(Data shown)
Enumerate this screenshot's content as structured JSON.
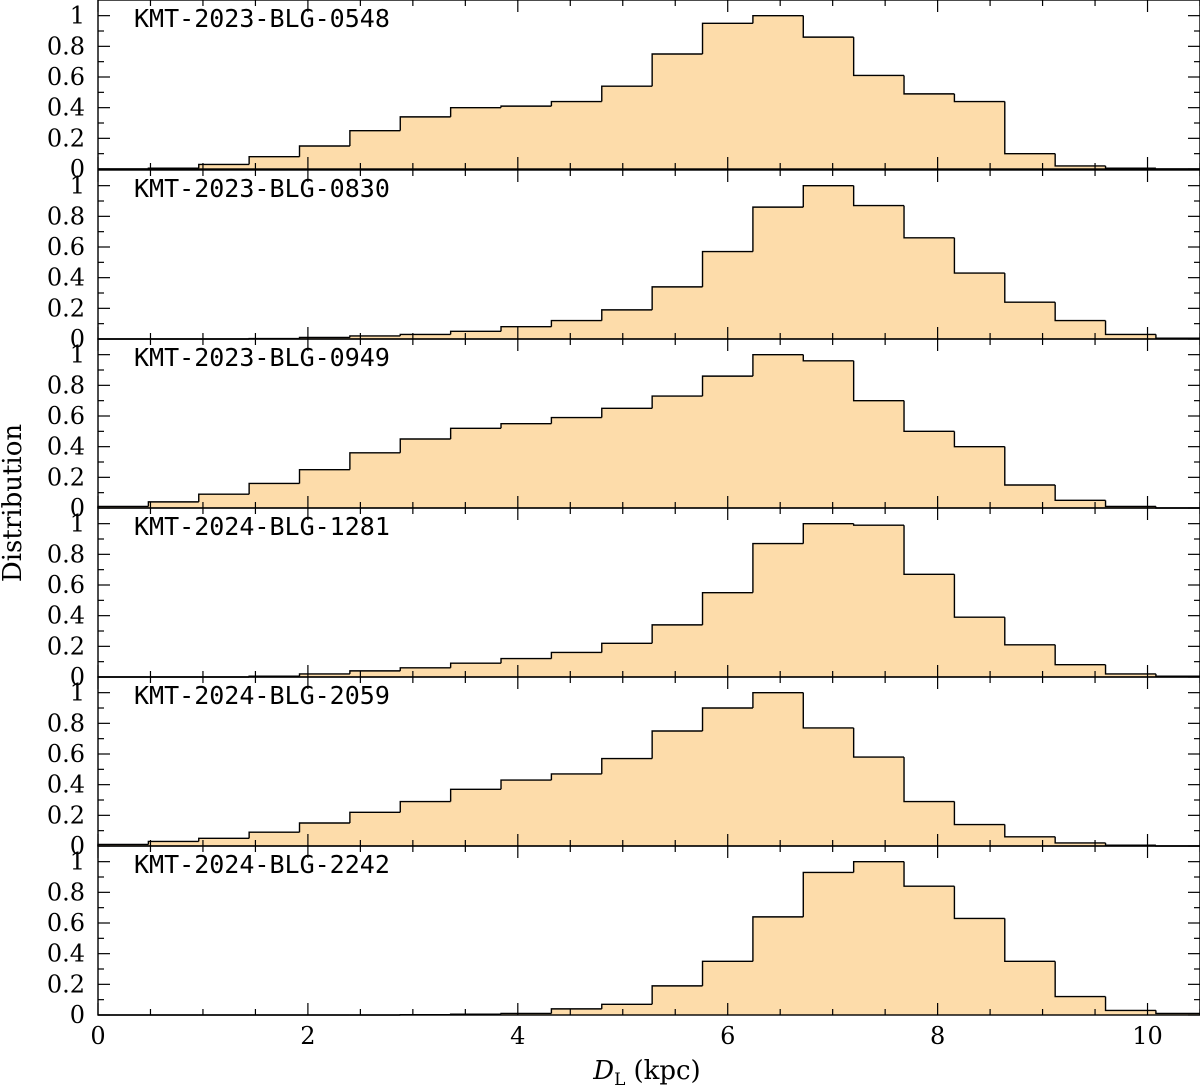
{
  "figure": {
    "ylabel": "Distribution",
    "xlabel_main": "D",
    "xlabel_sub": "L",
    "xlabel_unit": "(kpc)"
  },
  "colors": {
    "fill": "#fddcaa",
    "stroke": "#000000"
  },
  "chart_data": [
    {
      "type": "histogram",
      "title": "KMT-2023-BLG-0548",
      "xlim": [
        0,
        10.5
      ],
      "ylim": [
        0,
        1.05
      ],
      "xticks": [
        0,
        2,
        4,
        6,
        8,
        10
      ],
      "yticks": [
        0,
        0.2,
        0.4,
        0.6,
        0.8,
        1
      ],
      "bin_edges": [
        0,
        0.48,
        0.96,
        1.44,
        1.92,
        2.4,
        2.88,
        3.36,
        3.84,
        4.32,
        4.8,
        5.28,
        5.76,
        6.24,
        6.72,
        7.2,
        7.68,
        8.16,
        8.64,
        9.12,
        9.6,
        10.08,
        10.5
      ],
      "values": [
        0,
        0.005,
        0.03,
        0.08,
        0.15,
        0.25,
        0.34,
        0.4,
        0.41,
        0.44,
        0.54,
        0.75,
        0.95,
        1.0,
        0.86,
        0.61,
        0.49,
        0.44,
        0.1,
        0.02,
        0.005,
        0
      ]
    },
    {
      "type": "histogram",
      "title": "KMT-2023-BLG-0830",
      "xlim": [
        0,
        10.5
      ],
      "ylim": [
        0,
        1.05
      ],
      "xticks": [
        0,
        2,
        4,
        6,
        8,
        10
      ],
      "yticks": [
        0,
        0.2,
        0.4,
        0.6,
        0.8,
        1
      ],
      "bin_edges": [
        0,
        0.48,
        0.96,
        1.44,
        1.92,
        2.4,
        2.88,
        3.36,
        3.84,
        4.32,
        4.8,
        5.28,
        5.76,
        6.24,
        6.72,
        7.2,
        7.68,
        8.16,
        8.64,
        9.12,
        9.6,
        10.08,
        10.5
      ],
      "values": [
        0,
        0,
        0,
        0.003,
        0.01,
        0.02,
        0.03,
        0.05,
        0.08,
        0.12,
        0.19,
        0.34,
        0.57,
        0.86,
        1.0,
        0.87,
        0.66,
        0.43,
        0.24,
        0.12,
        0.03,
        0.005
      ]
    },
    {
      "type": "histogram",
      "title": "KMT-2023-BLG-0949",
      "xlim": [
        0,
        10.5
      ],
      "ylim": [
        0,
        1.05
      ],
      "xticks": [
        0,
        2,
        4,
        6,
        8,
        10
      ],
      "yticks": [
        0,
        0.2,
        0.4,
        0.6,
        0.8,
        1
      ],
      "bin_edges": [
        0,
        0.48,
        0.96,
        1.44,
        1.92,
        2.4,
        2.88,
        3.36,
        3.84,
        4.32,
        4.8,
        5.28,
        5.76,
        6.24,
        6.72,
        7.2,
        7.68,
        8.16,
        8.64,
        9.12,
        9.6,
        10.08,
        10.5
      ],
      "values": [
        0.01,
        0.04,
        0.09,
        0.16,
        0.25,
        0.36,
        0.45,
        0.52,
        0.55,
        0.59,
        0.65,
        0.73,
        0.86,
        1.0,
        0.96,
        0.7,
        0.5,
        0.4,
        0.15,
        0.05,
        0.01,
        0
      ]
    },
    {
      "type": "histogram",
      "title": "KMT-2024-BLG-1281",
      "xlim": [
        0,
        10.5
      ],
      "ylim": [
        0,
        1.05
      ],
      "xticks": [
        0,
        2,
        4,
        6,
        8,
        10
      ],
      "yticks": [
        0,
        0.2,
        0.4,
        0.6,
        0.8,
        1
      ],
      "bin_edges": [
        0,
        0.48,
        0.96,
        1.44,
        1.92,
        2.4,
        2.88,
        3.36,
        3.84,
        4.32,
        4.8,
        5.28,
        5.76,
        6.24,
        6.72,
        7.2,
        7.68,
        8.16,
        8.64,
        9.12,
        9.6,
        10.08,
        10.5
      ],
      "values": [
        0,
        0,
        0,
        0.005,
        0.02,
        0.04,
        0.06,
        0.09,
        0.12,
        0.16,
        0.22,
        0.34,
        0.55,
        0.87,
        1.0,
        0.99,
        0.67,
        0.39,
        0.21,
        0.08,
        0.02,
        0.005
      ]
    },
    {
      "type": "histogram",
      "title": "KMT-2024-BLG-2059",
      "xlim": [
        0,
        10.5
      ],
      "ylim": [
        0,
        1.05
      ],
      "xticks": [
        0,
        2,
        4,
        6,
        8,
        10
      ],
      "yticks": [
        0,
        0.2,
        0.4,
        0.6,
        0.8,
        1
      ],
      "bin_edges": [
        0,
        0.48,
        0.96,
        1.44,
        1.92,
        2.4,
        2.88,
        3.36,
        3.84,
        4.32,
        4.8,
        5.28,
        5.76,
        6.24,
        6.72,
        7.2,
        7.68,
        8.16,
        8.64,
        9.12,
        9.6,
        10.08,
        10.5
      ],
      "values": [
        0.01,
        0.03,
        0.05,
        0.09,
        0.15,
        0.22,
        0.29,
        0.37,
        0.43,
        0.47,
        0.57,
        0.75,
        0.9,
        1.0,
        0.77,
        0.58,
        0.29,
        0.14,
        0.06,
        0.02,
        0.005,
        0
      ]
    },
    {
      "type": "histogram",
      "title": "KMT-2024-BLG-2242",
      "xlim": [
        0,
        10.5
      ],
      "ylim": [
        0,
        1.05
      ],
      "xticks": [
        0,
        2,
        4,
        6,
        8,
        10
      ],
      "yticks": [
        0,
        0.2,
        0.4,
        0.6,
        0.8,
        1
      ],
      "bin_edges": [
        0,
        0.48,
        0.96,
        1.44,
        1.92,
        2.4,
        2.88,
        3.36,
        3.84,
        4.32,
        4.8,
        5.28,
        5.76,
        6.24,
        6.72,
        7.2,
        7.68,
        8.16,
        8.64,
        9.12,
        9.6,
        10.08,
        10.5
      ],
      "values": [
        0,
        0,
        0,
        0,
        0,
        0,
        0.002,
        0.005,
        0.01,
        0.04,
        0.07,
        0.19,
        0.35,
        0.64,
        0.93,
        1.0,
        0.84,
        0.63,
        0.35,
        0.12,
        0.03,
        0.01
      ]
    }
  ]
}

...

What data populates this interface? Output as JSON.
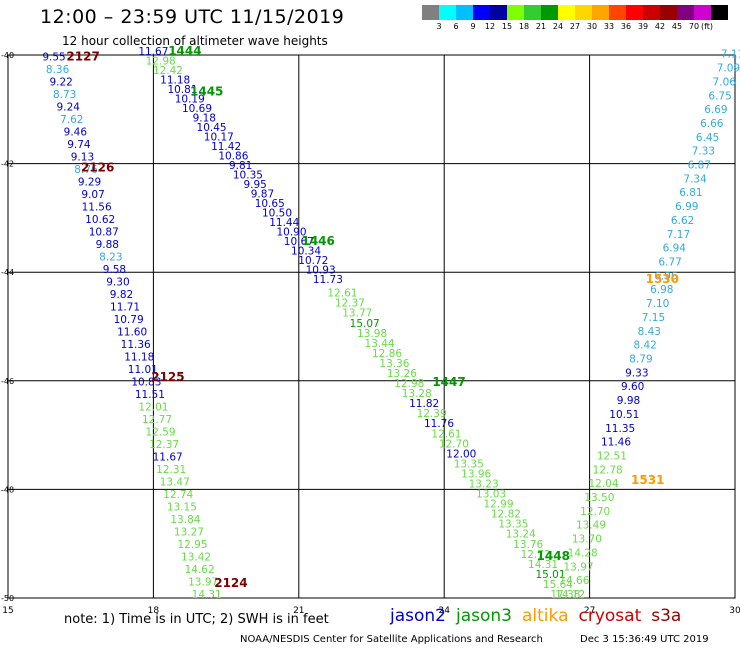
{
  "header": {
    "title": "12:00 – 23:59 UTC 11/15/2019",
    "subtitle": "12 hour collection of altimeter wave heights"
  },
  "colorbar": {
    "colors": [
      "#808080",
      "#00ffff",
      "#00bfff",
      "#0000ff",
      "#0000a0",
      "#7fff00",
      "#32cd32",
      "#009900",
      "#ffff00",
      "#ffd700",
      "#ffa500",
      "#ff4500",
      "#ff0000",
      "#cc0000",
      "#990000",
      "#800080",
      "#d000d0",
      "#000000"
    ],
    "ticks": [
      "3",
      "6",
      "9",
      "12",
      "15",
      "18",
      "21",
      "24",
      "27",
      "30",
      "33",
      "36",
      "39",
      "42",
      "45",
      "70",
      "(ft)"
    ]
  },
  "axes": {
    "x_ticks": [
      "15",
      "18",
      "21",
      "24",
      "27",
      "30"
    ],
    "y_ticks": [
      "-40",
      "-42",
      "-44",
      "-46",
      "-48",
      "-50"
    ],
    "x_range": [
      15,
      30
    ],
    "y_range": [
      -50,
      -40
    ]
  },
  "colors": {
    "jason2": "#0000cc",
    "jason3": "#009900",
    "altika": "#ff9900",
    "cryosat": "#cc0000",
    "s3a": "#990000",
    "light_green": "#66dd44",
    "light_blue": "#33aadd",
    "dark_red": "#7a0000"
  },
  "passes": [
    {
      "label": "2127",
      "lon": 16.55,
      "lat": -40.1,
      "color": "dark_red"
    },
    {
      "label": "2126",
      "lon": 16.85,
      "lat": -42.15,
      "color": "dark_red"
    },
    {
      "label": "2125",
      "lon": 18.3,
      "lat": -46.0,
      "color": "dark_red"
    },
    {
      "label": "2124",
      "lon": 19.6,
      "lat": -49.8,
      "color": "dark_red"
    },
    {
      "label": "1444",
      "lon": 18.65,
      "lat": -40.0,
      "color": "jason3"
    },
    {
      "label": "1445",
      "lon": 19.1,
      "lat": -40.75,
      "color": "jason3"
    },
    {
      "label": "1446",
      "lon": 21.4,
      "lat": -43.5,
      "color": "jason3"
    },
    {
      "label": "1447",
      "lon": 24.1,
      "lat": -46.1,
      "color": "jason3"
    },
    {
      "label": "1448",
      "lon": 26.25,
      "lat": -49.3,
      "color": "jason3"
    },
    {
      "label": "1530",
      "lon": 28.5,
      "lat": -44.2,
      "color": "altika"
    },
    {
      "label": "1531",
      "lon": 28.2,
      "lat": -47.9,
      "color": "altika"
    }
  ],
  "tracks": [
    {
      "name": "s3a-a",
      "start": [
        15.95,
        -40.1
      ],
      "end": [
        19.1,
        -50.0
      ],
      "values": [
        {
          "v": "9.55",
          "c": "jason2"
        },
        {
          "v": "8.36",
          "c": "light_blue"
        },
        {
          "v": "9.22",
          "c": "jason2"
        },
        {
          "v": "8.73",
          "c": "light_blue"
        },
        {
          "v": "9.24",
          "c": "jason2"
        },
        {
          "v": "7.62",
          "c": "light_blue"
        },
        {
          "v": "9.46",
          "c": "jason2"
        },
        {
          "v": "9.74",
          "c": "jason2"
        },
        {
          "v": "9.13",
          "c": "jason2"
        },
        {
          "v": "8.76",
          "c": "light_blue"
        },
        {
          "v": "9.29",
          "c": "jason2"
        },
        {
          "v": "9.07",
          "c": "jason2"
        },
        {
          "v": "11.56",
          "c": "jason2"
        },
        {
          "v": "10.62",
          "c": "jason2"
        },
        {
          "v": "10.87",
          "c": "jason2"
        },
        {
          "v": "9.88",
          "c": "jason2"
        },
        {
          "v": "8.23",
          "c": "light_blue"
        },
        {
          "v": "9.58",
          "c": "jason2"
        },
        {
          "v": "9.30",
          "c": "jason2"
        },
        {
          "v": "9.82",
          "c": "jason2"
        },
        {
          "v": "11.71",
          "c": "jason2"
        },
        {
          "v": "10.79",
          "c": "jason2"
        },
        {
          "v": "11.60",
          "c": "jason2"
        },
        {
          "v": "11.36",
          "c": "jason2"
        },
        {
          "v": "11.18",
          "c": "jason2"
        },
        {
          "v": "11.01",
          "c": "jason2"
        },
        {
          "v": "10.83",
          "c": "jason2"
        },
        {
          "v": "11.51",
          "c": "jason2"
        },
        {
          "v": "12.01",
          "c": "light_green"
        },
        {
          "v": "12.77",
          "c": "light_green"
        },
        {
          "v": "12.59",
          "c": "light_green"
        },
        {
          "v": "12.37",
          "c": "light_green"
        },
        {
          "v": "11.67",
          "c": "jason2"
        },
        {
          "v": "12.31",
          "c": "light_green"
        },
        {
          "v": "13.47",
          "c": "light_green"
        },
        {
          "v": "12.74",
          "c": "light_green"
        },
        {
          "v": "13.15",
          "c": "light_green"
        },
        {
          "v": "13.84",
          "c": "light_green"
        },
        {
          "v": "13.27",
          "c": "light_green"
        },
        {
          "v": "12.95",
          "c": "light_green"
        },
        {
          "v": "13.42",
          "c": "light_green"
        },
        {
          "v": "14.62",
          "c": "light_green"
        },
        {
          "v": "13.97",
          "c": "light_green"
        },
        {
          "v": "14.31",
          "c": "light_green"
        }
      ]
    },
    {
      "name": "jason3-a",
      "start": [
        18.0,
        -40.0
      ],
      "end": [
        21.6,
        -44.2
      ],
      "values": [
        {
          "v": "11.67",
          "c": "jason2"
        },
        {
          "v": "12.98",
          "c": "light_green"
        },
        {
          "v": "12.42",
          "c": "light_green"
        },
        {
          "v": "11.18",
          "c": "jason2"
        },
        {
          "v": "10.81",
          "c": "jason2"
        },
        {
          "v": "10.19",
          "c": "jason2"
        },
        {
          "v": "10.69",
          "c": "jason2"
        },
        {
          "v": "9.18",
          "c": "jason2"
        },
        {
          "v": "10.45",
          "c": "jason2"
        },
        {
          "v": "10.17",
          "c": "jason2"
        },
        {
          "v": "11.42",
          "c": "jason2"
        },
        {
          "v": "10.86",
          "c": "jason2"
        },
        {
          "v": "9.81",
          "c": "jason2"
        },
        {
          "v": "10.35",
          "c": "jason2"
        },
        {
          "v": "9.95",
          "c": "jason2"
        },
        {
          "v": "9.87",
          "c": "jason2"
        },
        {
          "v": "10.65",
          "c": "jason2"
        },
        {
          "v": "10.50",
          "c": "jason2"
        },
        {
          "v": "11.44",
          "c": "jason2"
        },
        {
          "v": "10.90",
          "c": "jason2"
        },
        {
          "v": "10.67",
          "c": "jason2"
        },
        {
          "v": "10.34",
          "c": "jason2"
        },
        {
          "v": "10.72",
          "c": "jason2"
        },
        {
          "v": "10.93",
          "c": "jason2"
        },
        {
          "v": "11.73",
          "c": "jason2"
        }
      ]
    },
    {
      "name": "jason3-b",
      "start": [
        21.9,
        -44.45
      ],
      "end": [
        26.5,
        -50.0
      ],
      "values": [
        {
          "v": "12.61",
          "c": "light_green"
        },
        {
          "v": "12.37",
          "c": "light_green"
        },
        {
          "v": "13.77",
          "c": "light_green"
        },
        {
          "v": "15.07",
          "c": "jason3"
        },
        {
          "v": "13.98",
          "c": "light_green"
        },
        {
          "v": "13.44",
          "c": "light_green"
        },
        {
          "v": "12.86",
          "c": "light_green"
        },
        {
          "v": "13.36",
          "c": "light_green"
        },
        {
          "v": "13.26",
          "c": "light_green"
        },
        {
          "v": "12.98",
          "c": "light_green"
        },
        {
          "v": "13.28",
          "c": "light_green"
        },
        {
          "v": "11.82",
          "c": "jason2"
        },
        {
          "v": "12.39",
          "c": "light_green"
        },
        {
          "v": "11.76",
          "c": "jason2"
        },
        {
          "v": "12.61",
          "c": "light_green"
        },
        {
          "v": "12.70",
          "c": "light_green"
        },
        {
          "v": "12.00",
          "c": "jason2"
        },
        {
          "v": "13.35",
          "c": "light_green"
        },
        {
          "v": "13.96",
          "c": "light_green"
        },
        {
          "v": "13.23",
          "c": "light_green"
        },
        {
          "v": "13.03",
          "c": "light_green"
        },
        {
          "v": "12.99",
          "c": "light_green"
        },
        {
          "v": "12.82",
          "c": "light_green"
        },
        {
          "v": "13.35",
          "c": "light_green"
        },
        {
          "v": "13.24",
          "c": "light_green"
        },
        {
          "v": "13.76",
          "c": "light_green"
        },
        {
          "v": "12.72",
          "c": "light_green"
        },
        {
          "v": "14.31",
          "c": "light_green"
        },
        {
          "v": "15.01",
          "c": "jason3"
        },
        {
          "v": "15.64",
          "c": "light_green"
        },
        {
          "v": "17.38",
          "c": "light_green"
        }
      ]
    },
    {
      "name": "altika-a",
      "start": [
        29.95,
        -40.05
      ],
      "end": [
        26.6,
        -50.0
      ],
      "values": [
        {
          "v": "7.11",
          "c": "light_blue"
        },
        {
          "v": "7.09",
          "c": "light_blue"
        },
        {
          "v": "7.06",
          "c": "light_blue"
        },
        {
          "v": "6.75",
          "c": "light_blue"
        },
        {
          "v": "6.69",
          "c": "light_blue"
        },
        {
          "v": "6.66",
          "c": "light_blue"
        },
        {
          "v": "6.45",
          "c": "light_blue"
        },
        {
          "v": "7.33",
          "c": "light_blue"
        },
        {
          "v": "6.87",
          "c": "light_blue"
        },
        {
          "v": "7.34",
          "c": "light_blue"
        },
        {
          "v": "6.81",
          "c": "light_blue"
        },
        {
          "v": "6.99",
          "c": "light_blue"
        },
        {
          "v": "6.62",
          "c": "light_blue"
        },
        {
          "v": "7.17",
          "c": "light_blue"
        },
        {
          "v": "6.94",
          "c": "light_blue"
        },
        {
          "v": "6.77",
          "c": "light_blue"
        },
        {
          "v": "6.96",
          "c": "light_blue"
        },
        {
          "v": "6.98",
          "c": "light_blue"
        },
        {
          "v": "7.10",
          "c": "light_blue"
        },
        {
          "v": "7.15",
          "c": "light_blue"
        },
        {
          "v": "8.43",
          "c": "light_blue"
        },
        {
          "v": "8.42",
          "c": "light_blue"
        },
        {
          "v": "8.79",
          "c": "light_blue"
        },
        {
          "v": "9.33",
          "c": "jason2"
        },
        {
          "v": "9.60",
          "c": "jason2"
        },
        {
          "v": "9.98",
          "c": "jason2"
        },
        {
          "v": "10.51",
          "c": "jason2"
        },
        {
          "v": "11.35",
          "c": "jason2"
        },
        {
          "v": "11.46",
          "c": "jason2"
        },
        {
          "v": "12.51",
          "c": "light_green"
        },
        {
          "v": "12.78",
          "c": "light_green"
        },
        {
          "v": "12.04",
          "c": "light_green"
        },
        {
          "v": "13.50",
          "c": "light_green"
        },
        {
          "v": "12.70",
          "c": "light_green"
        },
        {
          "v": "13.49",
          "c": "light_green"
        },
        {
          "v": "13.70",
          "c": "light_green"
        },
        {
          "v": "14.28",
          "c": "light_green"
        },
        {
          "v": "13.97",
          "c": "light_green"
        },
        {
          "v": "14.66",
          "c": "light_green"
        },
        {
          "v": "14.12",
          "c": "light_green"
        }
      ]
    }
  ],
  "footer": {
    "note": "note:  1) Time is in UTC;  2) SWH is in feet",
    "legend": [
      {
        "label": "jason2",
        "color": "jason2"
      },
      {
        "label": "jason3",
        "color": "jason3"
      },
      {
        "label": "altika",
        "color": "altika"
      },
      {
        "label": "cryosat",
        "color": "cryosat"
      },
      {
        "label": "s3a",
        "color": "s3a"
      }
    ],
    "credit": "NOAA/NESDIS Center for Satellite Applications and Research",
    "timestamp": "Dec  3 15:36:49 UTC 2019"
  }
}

(Aim)
Some lines of the data above may hold the word "altika"; report how many do, and nothing else.

(Completed task)
6